TASK PROMPT: Which lines in the material below contain the word "color"? Copy each of them.

[Figure contents as structured data]
** begin **
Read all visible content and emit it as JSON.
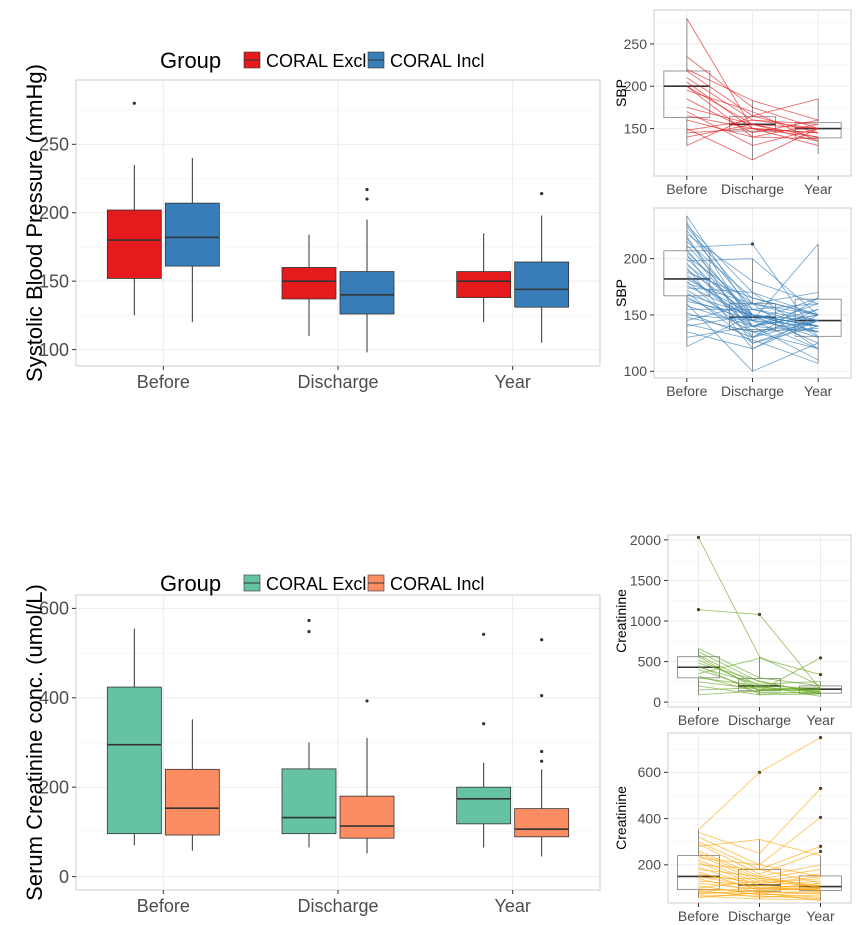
{
  "chart_data": [
    {
      "id": "sbp_box",
      "type": "box",
      "ylabel": "Systolic Blood Pressure (mmHg)",
      "categories": [
        "Before",
        "Discharge",
        "Year"
      ],
      "ylim": [
        88,
        297
      ],
      "yticks": [
        100,
        150,
        200,
        250
      ],
      "legend": {
        "title": "Group",
        "placement": "top"
      },
      "series": [
        {
          "name": "CORAL Excl",
          "color": "#E41A1C",
          "boxes": [
            {
              "min": 125,
              "q1": 152,
              "median": 180,
              "q3": 202,
              "max": 235,
              "outliers": [
                280
              ]
            },
            {
              "min": 110,
              "q1": 137,
              "median": 150,
              "q3": 160,
              "max": 184,
              "outliers": []
            },
            {
              "min": 120,
              "q1": 138,
              "median": 150,
              "q3": 157,
              "max": 185,
              "outliers": []
            }
          ]
        },
        {
          "name": "CORAL Incl",
          "color": "#377EB8",
          "boxes": [
            {
              "min": 120,
              "q1": 161,
              "median": 182,
              "q3": 207,
              "max": 240,
              "outliers": []
            },
            {
              "min": 98,
              "q1": 126,
              "median": 140,
              "q3": 157,
              "max": 195,
              "outliers": [
                210,
                217
              ]
            },
            {
              "min": 105,
              "q1": 131,
              "median": 144,
              "q3": 164,
              "max": 198,
              "outliers": [
                214
              ]
            }
          ]
        }
      ]
    },
    {
      "id": "creat_box",
      "type": "box",
      "ylabel": "Serum Creatinine conc. (umol/L)",
      "categories": [
        "Before",
        "Discharge",
        "Year"
      ],
      "ylim": [
        -30,
        630
      ],
      "yticks": [
        0,
        200,
        400,
        600
      ],
      "legend": {
        "title": "Group",
        "placement": "top"
      },
      "series": [
        {
          "name": "CORAL Excl",
          "color": "#66C2A5",
          "boxes": [
            {
              "min": 70,
              "q1": 96,
              "median": 295,
              "q3": 424,
              "max": 555,
              "outliers": []
            },
            {
              "min": 65,
              "q1": 96,
              "median": 132,
              "q3": 241,
              "max": 300,
              "outliers": [
                548,
                573
              ]
            },
            {
              "min": 65,
              "q1": 118,
              "median": 174,
              "q3": 200,
              "max": 255,
              "outliers": [
                342,
                542
              ]
            }
          ]
        },
        {
          "name": "CORAL Incl",
          "color": "#FC8D62",
          "boxes": [
            {
              "min": 58,
              "q1": 93,
              "median": 153,
              "q3": 240,
              "max": 352,
              "outliers": []
            },
            {
              "min": 52,
              "q1": 86,
              "median": 113,
              "q3": 180,
              "max": 310,
              "outliers": [
                393
              ]
            },
            {
              "min": 45,
              "q1": 89,
              "median": 106,
              "q3": 152,
              "max": 240,
              "outliers": [
                258,
                280,
                405,
                530
              ]
            }
          ]
        }
      ]
    },
    {
      "id": "sbp_excl_spaghetti",
      "type": "line",
      "ylabel": "SBP",
      "categories": [
        "Before",
        "Discharge",
        "Year"
      ],
      "ylim": [
        94,
        290
      ],
      "yticks": [
        150,
        200,
        250
      ],
      "color": "#E41A1C",
      "boxes": [
        {
          "min": 130,
          "q1": 163,
          "median": 200,
          "q3": 218,
          "max": 280,
          "outliers": []
        },
        {
          "min": 113,
          "q1": 147,
          "median": 155,
          "q3": 164,
          "max": 183,
          "outliers": []
        },
        {
          "min": 120,
          "q1": 139,
          "median": 150,
          "q3": 157,
          "max": 185,
          "outliers": []
        }
      ],
      "lines": [
        [
          280,
          150,
          140
        ],
        [
          235,
          175,
          150
        ],
        [
          220,
          183,
          160
        ],
        [
          218,
          165,
          185
        ],
        [
          210,
          160,
          150
        ],
        [
          205,
          150,
          145
        ],
        [
          200,
          140,
          155
        ],
        [
          200,
          155,
          150
        ],
        [
          195,
          170,
          135
        ],
        [
          185,
          145,
          160
        ],
        [
          175,
          155,
          140
        ],
        [
          170,
          130,
          150
        ],
        [
          165,
          150,
          145
        ],
        [
          160,
          140,
          138
        ],
        [
          150,
          113,
          150
        ],
        [
          148,
          160,
          155
        ],
        [
          145,
          150,
          130
        ],
        [
          140,
          155,
          135
        ],
        [
          130,
          165,
          145
        ]
      ]
    },
    {
      "id": "sbp_incl_spaghetti",
      "type": "line",
      "ylabel": "SBP",
      "categories": [
        "Before",
        "Discharge",
        "Year"
      ],
      "ylim": [
        94,
        245
      ],
      "yticks": [
        100,
        150,
        200
      ],
      "color": "#377EB8",
      "boxes": [
        {
          "min": 122,
          "q1": 167,
          "median": 182,
          "q3": 207,
          "max": 238,
          "outliers": []
        },
        {
          "min": 100,
          "q1": 137,
          "median": 148,
          "q3": 160,
          "max": 200,
          "outliers": [
            213
          ]
        },
        {
          "min": 107,
          "q1": 131,
          "median": 145,
          "q3": 164,
          "max": 213,
          "outliers": []
        }
      ],
      "lines": [
        [
          238,
          150,
          140
        ],
        [
          232,
          140,
          150
        ],
        [
          230,
          170,
          130
        ],
        [
          228,
          160,
          120
        ],
        [
          225,
          155,
          145
        ],
        [
          222,
          180,
          160
        ],
        [
          220,
          130,
          165
        ],
        [
          218,
          145,
          135
        ],
        [
          215,
          165,
          150
        ],
        [
          212,
          150,
          140
        ],
        [
          210,
          213,
          130
        ],
        [
          208,
          140,
          155
        ],
        [
          206,
          150,
          125
        ],
        [
          204,
          125,
          145
        ],
        [
          202,
          160,
          170
        ],
        [
          200,
          145,
          140
        ],
        [
          198,
          200,
          150
        ],
        [
          196,
          135,
          120
        ],
        [
          194,
          155,
          160
        ],
        [
          192,
          120,
          145
        ],
        [
          190,
          150,
          135
        ],
        [
          188,
          165,
          150
        ],
        [
          186,
          140,
          110
        ],
        [
          184,
          145,
          165
        ],
        [
          182,
          150,
          140
        ],
        [
          180,
          130,
          155
        ],
        [
          178,
          160,
          145
        ],
        [
          176,
          148,
          130
        ],
        [
          174,
          170,
          150
        ],
        [
          172,
          140,
          160
        ],
        [
          170,
          125,
          140
        ],
        [
          168,
          150,
          135
        ],
        [
          166,
          135,
          145
        ],
        [
          164,
          145,
          213
        ],
        [
          162,
          150,
          140
        ],
        [
          160,
          100,
          125
        ],
        [
          158,
          140,
          150
        ],
        [
          155,
          155,
          140
        ],
        [
          152,
          130,
          145
        ],
        [
          150,
          145,
          120
        ],
        [
          148,
          135,
          138
        ],
        [
          145,
          160,
          150
        ],
        [
          142,
          128,
          107
        ],
        [
          140,
          150,
          145
        ],
        [
          135,
          120,
          150
        ],
        [
          130,
          140,
          135
        ],
        [
          122,
          150,
          140
        ]
      ]
    },
    {
      "id": "creat_excl_spaghetti",
      "type": "line",
      "ylabel": "Creatinine",
      "categories": [
        "Before",
        "Discharge",
        "Year"
      ],
      "ylim": [
        -60,
        2060
      ],
      "yticks": [
        0,
        500,
        1000,
        1500,
        2000
      ],
      "color": "#66A61E",
      "boxes": [
        {
          "min": 90,
          "q1": 300,
          "median": 430,
          "q3": 560,
          "max": 660,
          "outliers": [
            1140,
            2030
          ]
        },
        {
          "min": 90,
          "q1": 140,
          "median": 200,
          "q3": 290,
          "max": 560,
          "outliers": [
            1080
          ]
        },
        {
          "min": 70,
          "q1": 110,
          "median": 160,
          "q3": 200,
          "max": 255,
          "outliers": [
            340,
            545
          ]
        }
      ],
      "lines": [
        [
          2030,
          560,
          200
        ],
        [
          1140,
          1080,
          160
        ],
        [
          660,
          300,
          200
        ],
        [
          620,
          250,
          120
        ],
        [
          580,
          200,
          170
        ],
        [
          560,
          140,
          545
        ],
        [
          520,
          180,
          150
        ],
        [
          480,
          260,
          100
        ],
        [
          450,
          100,
          130
        ],
        [
          430,
          220,
          255
        ],
        [
          400,
          150,
          180
        ],
        [
          350,
          540,
          340
        ],
        [
          320,
          120,
          110
        ],
        [
          300,
          200,
          70
        ],
        [
          250,
          160,
          140
        ],
        [
          200,
          90,
          100
        ],
        [
          150,
          180,
          120
        ],
        [
          90,
          140,
          160
        ]
      ]
    },
    {
      "id": "creat_incl_spaghetti",
      "type": "line",
      "ylabel": "Creatinine",
      "categories": [
        "Before",
        "Discharge",
        "Year"
      ],
      "ylim": [
        35,
        770
      ],
      "yticks": [
        200,
        400,
        600
      ],
      "color": "#FFA500",
      "boxes": [
        {
          "min": 58,
          "q1": 93,
          "median": 150,
          "q3": 240,
          "max": 352,
          "outliers": []
        },
        {
          "min": 52,
          "q1": 86,
          "median": 113,
          "q3": 180,
          "max": 310,
          "outliers": [
            600
          ]
        },
        {
          "min": 45,
          "q1": 89,
          "median": 106,
          "q3": 152,
          "max": 240,
          "outliers": [
            258,
            280,
            405,
            530,
            750
          ]
        }
      ],
      "lines": [
        [
          352,
          600,
          750
        ],
        [
          340,
          250,
          530
        ],
        [
          320,
          200,
          405
        ],
        [
          300,
          180,
          280
        ],
        [
          290,
          160,
          258
        ],
        [
          280,
          310,
          240
        ],
        [
          260,
          150,
          200
        ],
        [
          250,
          140,
          180
        ],
        [
          240,
          130,
          160
        ],
        [
          230,
          200,
          150
        ],
        [
          220,
          120,
          140
        ],
        [
          210,
          110,
          130
        ],
        [
          200,
          180,
          120
        ],
        [
          190,
          100,
          110
        ],
        [
          180,
          150,
          100
        ],
        [
          170,
          90,
          95
        ],
        [
          160,
          120,
          150
        ],
        [
          150,
          100,
          90
        ],
        [
          145,
          140,
          110
        ],
        [
          140,
          80,
          85
        ],
        [
          130,
          110,
          100
        ],
        [
          120,
          95,
          120
        ],
        [
          110,
          70,
          80
        ],
        [
          100,
          130,
          105
        ],
        [
          95,
          85,
          75
        ],
        [
          90,
          60,
          70
        ],
        [
          85,
          100,
          95
        ],
        [
          80,
          75,
          60
        ],
        [
          75,
          90,
          100
        ],
        [
          70,
          65,
          55
        ],
        [
          65,
          52,
          50
        ],
        [
          58,
          80,
          45
        ]
      ]
    }
  ]
}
** end **
REPLY:
          "color": "#E41A1C",
          "color": "#377EB8",
          "color": "#66C2A5",
          "color": "#FC8D62",
      "color": "#E41A1C",
      "color": "#377EB8",
      "color": "#66A61E",
      "color": "#FFA500",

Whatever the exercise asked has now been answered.